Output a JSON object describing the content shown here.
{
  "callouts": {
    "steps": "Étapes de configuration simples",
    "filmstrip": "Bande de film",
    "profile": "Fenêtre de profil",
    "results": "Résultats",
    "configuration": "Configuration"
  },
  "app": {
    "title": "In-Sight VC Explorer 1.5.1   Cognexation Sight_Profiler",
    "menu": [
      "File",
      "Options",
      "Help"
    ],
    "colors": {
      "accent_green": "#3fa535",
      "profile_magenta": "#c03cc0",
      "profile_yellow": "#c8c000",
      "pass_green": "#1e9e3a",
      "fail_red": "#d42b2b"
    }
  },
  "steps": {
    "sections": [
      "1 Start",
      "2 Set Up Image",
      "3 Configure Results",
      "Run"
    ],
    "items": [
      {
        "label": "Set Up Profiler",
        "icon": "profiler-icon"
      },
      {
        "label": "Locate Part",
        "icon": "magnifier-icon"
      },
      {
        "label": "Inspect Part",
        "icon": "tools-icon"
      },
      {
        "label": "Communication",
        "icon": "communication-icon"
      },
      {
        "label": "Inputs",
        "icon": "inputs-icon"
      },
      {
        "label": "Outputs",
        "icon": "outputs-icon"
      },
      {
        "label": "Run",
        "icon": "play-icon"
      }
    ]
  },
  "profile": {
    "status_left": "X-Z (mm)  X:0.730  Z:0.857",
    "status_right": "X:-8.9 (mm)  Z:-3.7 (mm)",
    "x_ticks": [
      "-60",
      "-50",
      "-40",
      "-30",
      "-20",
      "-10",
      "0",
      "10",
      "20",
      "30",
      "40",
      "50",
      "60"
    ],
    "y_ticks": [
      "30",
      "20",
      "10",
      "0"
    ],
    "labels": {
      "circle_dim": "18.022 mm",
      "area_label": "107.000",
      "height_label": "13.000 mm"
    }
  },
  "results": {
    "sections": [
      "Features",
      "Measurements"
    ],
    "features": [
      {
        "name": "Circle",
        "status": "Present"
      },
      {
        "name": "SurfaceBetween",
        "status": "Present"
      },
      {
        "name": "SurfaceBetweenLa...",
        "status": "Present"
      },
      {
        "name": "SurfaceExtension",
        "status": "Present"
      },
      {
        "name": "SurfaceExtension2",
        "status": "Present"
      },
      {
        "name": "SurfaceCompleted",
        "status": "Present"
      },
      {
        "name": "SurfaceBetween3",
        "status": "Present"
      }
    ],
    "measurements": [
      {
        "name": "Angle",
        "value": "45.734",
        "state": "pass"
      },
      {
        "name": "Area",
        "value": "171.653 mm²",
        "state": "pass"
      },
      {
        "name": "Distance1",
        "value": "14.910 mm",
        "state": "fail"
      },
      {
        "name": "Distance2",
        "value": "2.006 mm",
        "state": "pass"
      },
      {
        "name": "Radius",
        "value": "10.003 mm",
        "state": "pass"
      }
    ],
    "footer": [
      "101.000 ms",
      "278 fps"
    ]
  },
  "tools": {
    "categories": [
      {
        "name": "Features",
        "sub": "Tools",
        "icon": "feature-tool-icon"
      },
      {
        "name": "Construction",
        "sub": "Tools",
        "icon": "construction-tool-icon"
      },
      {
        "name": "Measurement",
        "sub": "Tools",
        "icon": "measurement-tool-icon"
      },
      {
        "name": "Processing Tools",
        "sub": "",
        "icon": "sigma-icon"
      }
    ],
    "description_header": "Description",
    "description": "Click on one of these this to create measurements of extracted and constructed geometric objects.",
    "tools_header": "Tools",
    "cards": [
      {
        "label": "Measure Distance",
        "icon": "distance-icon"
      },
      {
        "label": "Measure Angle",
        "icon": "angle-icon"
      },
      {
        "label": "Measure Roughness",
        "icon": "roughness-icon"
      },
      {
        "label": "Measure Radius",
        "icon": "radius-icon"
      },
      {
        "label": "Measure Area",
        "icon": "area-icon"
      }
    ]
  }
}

### Written problem
Each line that holds the word "steps" is to be copied.

### Completed task
    "steps": "Étapes de configuration simples",
  "steps": {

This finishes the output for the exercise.